■ Challenge
From the entries below, copy out every line with "napi" in it.

>> Begin

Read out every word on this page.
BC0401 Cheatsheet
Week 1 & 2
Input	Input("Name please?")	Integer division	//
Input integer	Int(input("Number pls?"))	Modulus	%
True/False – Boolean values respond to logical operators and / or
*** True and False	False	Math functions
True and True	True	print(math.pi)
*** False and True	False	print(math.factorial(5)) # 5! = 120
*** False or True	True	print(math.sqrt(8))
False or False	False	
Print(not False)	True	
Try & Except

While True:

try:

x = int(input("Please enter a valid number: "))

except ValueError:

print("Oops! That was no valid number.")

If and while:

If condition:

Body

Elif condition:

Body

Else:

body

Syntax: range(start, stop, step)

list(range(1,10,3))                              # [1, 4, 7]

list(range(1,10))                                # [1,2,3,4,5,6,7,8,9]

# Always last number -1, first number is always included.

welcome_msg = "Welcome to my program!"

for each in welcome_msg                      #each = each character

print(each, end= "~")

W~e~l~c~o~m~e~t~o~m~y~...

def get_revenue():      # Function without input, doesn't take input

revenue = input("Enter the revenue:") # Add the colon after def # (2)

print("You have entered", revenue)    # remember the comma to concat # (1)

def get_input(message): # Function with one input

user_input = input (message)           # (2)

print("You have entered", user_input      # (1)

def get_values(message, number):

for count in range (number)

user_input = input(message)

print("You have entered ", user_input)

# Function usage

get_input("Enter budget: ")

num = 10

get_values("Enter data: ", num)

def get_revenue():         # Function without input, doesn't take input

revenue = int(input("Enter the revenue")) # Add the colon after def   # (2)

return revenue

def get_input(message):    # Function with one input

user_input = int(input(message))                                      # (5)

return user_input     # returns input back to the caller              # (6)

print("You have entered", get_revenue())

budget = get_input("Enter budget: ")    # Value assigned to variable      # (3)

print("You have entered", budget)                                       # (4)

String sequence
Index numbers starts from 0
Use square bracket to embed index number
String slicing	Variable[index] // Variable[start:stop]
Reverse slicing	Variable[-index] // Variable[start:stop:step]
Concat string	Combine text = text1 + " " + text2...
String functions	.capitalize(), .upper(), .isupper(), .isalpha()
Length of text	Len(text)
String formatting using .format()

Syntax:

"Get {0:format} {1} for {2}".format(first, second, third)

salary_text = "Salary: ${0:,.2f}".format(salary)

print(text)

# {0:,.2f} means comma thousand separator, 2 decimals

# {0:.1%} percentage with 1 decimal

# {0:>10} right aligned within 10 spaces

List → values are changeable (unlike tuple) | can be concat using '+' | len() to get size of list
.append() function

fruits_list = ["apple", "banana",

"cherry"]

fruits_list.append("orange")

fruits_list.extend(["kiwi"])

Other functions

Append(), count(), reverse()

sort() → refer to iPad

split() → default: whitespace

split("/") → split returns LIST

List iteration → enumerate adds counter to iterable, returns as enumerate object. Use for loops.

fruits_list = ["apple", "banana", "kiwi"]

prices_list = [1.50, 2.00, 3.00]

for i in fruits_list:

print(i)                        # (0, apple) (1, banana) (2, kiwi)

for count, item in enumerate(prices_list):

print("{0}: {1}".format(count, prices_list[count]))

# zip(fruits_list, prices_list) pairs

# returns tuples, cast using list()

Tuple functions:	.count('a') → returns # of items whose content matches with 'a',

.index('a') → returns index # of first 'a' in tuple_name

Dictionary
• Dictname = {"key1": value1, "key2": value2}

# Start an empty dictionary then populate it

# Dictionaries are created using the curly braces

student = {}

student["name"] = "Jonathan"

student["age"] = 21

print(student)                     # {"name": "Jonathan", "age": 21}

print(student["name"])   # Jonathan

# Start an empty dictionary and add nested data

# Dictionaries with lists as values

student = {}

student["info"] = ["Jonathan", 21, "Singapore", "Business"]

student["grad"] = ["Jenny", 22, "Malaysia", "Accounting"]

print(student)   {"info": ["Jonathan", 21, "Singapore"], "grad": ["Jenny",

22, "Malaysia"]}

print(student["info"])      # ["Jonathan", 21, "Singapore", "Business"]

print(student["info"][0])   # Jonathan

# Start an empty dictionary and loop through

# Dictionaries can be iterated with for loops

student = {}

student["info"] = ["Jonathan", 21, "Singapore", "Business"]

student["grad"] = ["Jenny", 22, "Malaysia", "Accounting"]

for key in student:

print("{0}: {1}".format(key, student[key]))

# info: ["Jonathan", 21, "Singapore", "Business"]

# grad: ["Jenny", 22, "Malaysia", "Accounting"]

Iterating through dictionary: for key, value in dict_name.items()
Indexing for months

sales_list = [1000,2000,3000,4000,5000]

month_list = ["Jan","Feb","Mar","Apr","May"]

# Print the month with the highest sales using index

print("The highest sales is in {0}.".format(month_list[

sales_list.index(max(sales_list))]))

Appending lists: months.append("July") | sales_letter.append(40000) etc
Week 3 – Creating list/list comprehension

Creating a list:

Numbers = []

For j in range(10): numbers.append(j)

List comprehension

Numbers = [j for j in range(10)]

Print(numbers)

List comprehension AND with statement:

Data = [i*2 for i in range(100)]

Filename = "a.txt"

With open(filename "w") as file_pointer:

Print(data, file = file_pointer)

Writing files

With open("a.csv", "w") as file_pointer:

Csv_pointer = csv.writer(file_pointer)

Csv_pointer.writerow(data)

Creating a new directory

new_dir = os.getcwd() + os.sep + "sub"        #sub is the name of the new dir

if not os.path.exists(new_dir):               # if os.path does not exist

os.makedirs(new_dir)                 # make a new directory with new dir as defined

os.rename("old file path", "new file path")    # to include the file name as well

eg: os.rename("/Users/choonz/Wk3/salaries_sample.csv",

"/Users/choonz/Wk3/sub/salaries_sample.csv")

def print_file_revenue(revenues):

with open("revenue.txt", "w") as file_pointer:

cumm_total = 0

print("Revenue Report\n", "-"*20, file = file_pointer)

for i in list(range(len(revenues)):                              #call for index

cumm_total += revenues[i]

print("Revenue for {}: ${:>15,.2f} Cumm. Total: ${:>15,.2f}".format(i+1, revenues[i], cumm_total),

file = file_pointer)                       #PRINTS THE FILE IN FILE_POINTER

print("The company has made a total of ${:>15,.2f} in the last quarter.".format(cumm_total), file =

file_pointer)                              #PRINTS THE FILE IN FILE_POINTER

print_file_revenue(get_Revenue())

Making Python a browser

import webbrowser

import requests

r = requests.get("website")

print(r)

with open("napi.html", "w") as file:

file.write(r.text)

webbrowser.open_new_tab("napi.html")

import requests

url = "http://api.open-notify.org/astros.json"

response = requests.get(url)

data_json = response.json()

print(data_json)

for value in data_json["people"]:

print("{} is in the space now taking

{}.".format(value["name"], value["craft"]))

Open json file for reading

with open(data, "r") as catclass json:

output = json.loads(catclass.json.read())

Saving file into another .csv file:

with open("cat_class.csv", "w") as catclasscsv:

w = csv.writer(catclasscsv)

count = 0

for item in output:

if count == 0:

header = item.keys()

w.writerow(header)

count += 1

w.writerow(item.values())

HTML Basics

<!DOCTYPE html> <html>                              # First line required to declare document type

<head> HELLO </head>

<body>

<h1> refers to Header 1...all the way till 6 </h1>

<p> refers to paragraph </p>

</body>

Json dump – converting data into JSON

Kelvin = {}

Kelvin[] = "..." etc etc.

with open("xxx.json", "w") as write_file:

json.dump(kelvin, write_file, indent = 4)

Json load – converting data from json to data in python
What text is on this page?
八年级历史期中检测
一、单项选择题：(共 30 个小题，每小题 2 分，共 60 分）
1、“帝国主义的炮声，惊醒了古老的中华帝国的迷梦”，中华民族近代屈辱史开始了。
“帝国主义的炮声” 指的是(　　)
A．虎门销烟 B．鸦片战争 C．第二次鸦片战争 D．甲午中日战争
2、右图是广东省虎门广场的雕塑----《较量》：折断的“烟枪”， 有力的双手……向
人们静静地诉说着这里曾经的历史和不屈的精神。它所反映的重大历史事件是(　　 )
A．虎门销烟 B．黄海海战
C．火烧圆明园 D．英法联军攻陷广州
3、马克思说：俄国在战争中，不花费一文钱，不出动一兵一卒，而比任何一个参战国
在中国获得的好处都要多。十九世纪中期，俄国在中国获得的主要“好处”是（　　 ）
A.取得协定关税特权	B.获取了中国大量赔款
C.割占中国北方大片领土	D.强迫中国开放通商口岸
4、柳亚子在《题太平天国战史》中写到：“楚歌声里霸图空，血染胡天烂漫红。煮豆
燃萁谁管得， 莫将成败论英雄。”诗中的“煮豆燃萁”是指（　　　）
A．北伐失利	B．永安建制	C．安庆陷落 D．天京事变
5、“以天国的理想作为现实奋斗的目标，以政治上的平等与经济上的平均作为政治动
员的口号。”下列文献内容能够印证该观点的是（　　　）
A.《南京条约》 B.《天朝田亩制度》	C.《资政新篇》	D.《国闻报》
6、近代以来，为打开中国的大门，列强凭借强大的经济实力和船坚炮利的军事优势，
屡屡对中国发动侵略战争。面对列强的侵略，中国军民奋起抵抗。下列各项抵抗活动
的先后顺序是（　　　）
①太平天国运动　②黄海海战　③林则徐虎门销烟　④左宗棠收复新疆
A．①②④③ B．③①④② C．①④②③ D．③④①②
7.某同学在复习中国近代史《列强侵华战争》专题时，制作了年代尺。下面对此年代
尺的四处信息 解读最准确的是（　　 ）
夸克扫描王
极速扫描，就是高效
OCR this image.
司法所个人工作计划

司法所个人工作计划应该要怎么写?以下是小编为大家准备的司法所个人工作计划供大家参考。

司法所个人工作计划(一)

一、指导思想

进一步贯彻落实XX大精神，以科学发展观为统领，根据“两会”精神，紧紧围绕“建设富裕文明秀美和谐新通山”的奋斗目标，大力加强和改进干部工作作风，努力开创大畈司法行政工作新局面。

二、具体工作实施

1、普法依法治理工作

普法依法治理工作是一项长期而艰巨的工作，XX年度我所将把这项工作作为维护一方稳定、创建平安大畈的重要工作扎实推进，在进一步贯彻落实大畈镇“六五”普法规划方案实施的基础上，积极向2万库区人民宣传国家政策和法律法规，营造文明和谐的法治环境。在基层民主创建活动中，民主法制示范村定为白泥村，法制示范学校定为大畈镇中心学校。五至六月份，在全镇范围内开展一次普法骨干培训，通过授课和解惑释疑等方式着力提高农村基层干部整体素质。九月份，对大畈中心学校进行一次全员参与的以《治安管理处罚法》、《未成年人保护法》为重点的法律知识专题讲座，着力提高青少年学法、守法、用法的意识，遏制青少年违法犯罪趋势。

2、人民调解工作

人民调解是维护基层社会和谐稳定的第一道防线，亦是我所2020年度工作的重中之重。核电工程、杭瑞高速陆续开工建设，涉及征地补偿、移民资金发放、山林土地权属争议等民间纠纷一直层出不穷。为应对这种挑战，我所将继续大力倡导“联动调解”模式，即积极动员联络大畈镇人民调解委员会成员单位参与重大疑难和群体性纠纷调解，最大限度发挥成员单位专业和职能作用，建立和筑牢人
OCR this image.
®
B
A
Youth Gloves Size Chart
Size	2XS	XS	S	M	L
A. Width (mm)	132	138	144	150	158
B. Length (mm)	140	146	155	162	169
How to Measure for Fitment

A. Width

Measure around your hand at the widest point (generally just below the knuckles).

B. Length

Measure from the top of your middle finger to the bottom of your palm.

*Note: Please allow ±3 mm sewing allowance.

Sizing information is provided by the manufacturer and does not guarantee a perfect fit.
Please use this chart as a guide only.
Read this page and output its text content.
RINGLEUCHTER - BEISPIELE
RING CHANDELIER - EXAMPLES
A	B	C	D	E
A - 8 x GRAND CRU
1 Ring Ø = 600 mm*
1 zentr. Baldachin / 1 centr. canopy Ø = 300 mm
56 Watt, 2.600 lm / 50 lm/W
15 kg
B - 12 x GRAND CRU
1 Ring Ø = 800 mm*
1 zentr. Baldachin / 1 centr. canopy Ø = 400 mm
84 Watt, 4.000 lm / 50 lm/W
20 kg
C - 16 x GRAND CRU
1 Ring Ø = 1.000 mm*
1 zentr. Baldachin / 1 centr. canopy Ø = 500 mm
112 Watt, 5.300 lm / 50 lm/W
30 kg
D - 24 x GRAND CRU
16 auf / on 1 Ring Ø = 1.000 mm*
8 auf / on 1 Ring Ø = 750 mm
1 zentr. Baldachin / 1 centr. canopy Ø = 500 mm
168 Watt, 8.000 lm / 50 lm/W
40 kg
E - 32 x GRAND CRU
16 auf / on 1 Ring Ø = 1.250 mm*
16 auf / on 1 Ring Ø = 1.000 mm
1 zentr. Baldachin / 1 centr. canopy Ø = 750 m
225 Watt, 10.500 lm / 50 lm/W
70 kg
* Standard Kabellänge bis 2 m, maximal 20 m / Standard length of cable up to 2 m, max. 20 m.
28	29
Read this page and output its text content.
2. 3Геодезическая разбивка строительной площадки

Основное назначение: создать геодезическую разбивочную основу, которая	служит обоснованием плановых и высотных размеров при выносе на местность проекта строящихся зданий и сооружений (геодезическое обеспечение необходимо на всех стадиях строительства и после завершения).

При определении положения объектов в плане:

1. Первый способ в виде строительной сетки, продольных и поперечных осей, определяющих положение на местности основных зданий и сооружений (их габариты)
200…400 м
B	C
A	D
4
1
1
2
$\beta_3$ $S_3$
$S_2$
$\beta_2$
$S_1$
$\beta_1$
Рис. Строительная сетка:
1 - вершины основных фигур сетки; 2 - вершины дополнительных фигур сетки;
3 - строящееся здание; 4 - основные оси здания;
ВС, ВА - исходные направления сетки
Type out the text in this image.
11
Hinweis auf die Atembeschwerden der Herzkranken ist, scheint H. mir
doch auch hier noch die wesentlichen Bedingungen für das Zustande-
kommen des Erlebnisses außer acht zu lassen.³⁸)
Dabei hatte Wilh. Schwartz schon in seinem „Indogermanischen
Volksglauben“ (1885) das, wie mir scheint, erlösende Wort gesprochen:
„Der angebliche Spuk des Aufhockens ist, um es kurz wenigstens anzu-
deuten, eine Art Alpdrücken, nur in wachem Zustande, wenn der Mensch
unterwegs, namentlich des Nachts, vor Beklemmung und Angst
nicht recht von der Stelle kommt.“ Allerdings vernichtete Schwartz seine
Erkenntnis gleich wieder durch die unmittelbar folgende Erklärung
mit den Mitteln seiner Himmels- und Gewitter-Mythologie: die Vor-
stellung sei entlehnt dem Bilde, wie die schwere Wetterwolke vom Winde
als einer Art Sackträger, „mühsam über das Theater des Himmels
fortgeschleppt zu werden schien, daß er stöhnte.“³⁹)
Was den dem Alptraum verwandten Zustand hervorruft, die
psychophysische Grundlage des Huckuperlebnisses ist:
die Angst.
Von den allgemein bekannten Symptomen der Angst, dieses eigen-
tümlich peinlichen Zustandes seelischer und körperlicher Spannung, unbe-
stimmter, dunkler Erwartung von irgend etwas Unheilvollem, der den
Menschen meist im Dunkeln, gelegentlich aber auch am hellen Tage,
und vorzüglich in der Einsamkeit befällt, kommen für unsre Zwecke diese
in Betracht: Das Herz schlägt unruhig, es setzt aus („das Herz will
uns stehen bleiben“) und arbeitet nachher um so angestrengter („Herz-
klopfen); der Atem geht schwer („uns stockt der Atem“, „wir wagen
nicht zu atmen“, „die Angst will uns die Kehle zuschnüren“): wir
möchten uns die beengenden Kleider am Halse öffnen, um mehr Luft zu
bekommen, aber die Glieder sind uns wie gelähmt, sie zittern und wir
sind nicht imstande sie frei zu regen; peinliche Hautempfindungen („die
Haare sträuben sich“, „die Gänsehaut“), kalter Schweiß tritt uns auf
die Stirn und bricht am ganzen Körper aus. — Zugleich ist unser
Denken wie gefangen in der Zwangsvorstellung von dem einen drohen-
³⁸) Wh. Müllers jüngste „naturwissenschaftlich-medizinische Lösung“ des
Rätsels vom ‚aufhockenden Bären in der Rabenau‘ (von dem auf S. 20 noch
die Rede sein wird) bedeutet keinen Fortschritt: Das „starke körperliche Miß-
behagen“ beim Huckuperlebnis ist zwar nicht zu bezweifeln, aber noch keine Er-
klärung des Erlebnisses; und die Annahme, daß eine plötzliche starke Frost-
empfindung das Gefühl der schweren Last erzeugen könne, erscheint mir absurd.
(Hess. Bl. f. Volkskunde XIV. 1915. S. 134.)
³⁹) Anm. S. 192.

>> End

■ Correct output
with open("napi.html", "w") as file:
webbrowser.open_new_tab("napi.html")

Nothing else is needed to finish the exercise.